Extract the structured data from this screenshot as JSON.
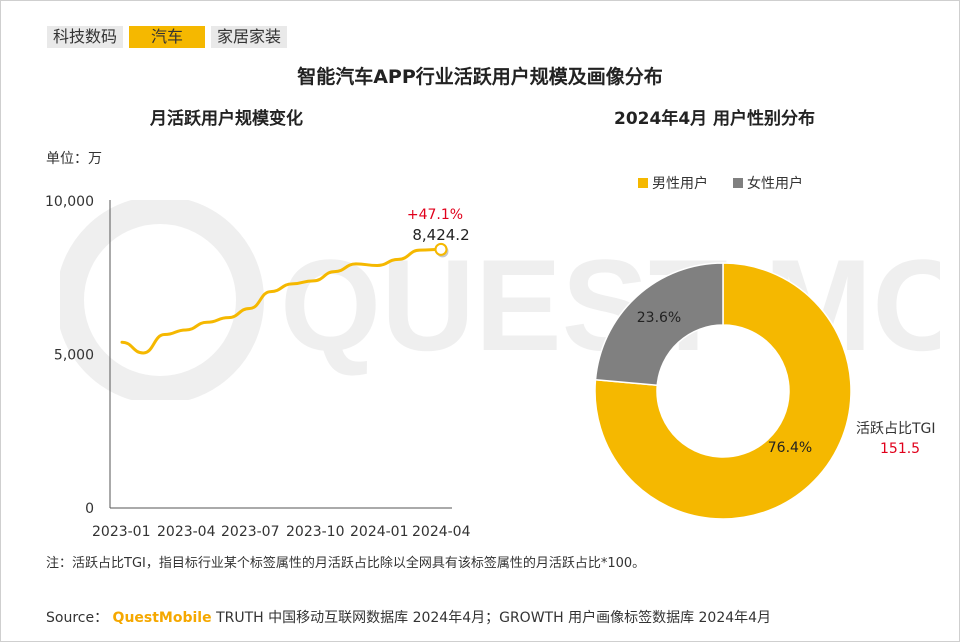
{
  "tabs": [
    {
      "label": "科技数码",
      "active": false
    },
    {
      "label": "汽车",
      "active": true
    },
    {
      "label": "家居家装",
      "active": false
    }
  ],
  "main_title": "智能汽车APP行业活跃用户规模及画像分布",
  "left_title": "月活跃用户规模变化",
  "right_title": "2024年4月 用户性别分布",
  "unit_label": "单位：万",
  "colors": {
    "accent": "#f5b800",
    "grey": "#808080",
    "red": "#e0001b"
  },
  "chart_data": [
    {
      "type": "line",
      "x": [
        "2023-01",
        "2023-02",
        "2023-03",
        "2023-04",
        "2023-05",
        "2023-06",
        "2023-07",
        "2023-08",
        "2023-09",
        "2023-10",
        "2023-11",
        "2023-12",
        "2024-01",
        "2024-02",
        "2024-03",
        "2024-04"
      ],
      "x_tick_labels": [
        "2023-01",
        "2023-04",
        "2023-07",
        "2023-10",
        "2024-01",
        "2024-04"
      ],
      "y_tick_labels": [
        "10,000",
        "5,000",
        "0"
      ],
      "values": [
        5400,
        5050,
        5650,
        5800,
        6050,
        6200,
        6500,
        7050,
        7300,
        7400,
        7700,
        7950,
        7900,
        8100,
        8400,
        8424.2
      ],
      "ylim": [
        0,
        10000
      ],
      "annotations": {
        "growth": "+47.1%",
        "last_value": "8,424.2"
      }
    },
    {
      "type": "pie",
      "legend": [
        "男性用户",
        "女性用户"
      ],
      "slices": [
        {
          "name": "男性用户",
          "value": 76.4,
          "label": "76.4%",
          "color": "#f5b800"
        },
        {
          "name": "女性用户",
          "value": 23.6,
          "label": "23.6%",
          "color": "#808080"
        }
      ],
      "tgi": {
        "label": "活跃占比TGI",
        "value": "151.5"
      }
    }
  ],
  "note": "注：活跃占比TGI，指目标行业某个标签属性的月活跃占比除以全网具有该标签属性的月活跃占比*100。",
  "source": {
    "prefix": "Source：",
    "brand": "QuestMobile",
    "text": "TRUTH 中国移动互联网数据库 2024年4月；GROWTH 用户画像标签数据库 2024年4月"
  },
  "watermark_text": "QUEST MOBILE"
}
--
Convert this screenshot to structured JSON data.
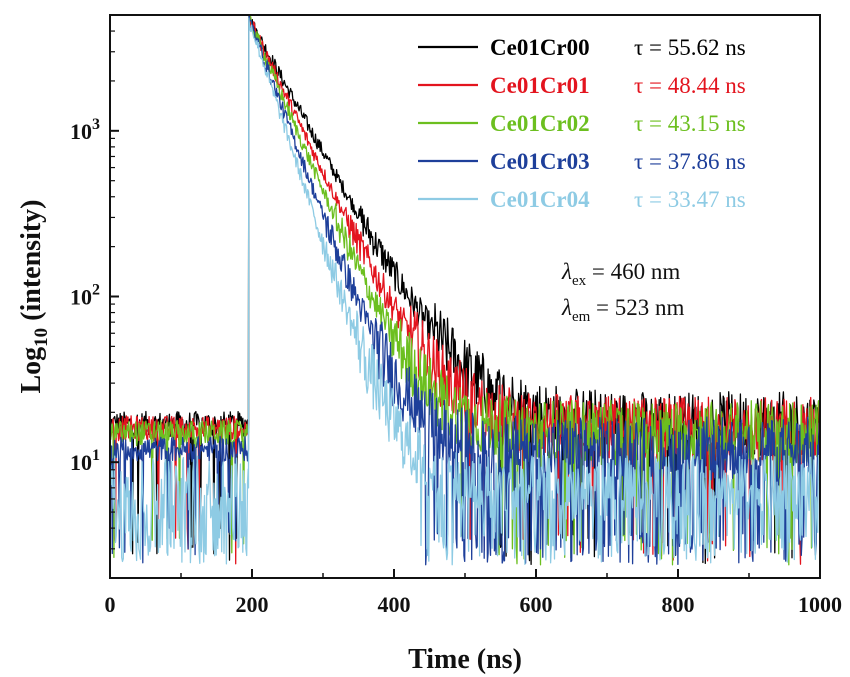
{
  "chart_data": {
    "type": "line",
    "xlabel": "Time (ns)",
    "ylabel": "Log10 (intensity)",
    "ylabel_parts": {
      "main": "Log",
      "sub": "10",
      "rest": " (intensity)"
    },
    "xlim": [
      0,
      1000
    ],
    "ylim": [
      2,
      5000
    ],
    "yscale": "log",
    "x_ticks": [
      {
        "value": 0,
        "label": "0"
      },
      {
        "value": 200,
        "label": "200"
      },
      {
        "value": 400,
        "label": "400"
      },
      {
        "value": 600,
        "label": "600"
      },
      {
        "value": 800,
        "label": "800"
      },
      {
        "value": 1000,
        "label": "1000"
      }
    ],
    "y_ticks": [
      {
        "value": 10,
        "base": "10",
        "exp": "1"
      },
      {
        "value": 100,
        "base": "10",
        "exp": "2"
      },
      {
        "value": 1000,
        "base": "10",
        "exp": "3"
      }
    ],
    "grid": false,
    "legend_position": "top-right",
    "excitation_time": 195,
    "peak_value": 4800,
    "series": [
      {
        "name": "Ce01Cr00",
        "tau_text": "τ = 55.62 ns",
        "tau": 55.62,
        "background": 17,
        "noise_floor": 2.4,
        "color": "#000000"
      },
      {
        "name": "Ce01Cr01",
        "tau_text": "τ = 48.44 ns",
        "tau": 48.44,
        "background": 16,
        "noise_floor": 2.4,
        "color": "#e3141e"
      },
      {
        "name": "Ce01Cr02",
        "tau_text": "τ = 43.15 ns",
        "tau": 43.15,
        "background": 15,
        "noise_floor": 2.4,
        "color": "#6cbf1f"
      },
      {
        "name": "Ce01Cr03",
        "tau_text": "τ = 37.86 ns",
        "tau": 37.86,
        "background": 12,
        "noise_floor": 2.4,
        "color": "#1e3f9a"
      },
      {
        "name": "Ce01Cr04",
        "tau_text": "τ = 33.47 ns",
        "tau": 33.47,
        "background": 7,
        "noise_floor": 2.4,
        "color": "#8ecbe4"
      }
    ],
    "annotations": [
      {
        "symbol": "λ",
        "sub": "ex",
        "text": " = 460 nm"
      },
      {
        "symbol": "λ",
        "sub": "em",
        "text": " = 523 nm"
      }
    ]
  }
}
...
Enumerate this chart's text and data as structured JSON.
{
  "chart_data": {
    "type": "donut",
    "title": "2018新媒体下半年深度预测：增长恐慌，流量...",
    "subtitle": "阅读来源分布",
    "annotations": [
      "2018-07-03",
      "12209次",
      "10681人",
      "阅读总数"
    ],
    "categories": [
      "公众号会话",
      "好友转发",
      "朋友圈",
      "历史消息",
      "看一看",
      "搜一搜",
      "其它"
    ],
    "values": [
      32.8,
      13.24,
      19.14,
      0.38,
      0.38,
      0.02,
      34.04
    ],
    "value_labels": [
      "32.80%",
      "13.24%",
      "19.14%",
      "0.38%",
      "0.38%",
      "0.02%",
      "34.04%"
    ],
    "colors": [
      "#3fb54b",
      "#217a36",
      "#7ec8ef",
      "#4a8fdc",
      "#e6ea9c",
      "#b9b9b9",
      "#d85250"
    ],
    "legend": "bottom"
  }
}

§ What you have to do:
Reply with nothing except the number of lines in the listing above that include the string "structured".

§ Written solution:
3